• _TASK DETAILS_:
List all lines of the data that include the string "marker".

[BEGIN MATERIAL SUPPLIED]

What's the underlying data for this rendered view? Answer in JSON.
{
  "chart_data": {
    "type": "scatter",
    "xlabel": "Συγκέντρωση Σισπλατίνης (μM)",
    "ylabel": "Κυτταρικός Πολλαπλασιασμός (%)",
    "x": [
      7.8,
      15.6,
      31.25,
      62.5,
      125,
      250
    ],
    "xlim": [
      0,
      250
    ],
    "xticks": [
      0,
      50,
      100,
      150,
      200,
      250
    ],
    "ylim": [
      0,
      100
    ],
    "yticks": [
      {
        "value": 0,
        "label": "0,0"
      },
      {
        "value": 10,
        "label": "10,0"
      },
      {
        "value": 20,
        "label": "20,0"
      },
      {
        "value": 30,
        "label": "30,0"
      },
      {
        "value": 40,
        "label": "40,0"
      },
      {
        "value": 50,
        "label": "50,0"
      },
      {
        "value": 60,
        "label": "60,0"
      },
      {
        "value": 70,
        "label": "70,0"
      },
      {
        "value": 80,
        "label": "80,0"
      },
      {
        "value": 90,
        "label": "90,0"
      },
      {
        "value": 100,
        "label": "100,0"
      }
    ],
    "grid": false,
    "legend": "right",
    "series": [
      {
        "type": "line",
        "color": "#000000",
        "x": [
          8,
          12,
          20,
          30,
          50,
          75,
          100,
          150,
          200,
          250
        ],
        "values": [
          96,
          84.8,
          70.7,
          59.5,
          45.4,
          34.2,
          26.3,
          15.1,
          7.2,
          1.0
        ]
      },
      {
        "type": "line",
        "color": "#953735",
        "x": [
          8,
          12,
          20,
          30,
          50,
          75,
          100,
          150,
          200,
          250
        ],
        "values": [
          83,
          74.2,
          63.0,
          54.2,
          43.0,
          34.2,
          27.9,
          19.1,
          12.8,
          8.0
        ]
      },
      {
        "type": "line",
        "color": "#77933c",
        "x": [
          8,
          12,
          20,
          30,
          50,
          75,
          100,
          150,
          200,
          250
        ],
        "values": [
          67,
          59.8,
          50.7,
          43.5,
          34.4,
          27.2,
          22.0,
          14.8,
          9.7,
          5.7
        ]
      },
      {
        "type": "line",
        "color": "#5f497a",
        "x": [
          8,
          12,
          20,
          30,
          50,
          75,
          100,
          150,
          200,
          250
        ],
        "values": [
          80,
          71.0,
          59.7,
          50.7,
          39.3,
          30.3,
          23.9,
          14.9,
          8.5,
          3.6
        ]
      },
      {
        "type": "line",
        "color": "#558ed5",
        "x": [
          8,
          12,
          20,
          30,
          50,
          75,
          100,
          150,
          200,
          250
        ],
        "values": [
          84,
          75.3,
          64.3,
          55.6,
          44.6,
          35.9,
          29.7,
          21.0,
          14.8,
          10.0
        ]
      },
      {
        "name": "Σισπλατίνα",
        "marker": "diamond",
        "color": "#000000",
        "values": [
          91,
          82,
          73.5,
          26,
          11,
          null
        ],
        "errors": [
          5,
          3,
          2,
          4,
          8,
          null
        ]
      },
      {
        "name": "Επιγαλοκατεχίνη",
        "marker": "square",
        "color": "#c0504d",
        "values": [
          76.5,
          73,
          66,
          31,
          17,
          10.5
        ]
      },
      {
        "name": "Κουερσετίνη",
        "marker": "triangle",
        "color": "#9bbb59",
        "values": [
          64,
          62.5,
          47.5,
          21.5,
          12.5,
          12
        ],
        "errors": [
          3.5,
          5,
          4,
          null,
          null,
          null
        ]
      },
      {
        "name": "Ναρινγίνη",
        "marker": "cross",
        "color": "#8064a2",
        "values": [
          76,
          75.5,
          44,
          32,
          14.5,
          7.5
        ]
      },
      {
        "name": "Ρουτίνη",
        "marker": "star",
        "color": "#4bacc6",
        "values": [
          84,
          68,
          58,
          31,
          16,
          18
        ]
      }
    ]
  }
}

[END MATERIAL SUPPLIED]

• _FINAL RESULT_:
        "marker": "diamond",
        "marker": "square",
        "marker": "triangle",
        "marker": "cross",
        "marker": "star",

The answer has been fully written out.